Task inputs:
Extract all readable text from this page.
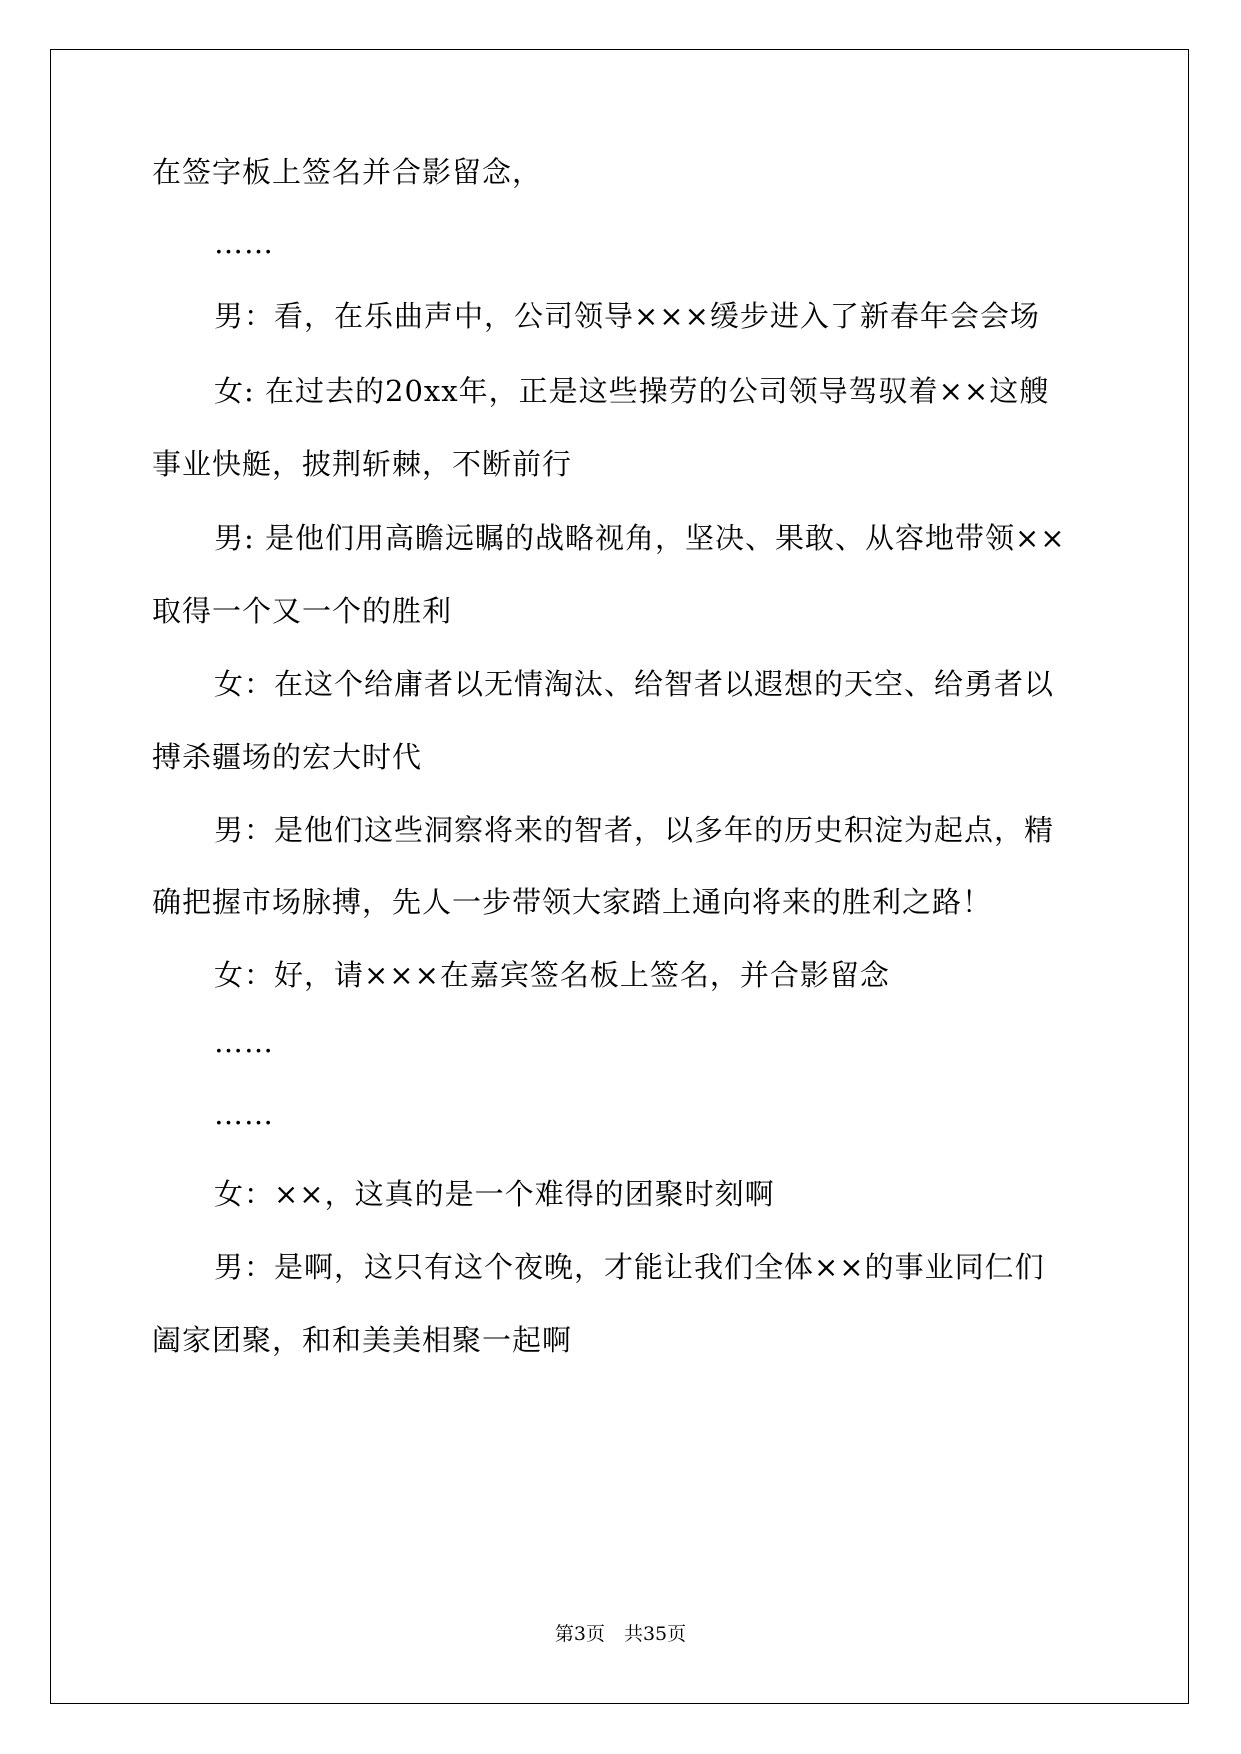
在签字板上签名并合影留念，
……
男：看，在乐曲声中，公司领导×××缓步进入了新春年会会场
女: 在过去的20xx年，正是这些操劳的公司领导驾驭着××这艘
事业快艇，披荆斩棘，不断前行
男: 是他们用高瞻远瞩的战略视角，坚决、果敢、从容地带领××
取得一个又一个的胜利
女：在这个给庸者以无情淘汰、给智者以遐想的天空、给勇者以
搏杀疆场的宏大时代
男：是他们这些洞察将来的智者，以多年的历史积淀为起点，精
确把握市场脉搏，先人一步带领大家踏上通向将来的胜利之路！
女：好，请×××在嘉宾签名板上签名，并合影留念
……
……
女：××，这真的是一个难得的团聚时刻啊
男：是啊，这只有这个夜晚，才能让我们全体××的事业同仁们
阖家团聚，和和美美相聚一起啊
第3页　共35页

Requirements: Your task is to retype all the entries exactly and leave out any pictures.

Reply to the task:
Extract all readable text from this page.
在签字板上签名并合影留念，
……
男：看，在乐曲声中，公司领导×××缓步进入了新春年会会场
女: 在过去的20xx年，正是这些操劳的公司领导驾驭着××这艘
事业快艇，披荆斩棘，不断前行
男: 是他们用高瞻远瞩的战略视角，坚决、果敢、从容地带领××
取得一个又一个的胜利
女：在这个给庸者以无情淘汰、给智者以遐想的天空、给勇者以
搏杀疆场的宏大时代
男：是他们这些洞察将来的智者，以多年的历史积淀为起点，精
确把握市场脉搏，先人一步带领大家踏上通向将来的胜利之路！
女：好，请×××在嘉宾签名板上签名，并合影留念
……
……
女：××，这真的是一个难得的团聚时刻啊
男：是啊，这只有这个夜晚，才能让我们全体××的事业同仁们
阖家团聚，和和美美相聚一起啊
第3页　共35页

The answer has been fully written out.